- **GIVEN REQUEST**
Reproduce every entry below precisely; do not include the pictures.
# START OF DATA RECORDS
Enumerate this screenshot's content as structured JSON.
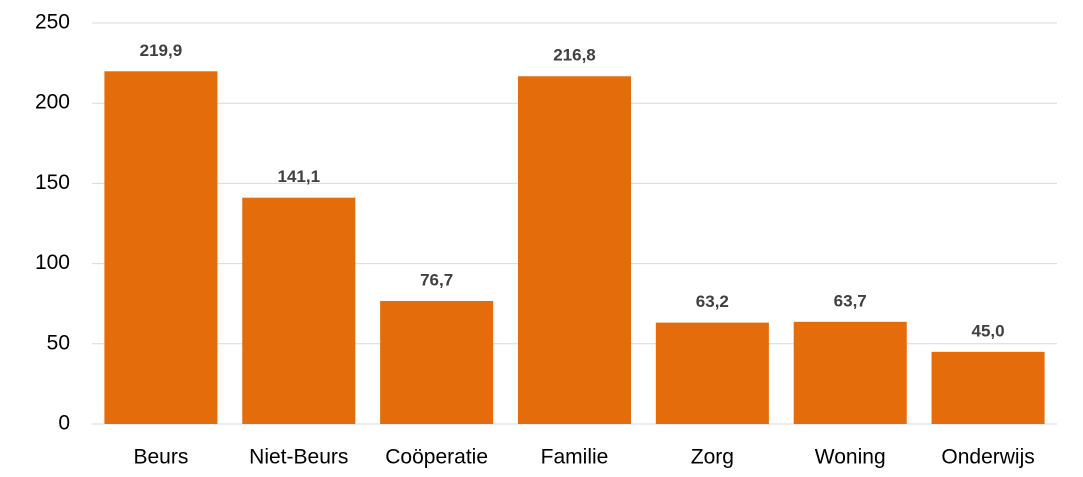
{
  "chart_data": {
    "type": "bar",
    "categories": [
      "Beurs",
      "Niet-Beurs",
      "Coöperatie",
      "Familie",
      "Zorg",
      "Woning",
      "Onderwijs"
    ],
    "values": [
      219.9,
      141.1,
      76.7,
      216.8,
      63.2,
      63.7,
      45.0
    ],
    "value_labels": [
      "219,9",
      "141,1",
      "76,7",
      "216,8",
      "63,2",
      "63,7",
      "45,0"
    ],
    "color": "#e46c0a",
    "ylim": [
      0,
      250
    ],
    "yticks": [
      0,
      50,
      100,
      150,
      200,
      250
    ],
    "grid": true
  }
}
# END OF DATA RECORDS
- **PROBLEM SOLUTION**
Enumerate this screenshot's content as structured JSON.
{
  "chart_data": {
    "type": "bar",
    "categories": [
      "Beurs",
      "Niet-Beurs",
      "Coöperatie",
      "Familie",
      "Zorg",
      "Woning",
      "Onderwijs"
    ],
    "values": [
      219.9,
      141.1,
      76.7,
      216.8,
      63.2,
      63.7,
      45.0
    ],
    "value_labels": [
      "219,9",
      "141,1",
      "76,7",
      "216,8",
      "63,2",
      "63,7",
      "45,0"
    ],
    "color": "#e46c0a",
    "ylim": [
      0,
      250
    ],
    "yticks": [
      0,
      50,
      100,
      150,
      200,
      250
    ],
    "grid": true
  }
}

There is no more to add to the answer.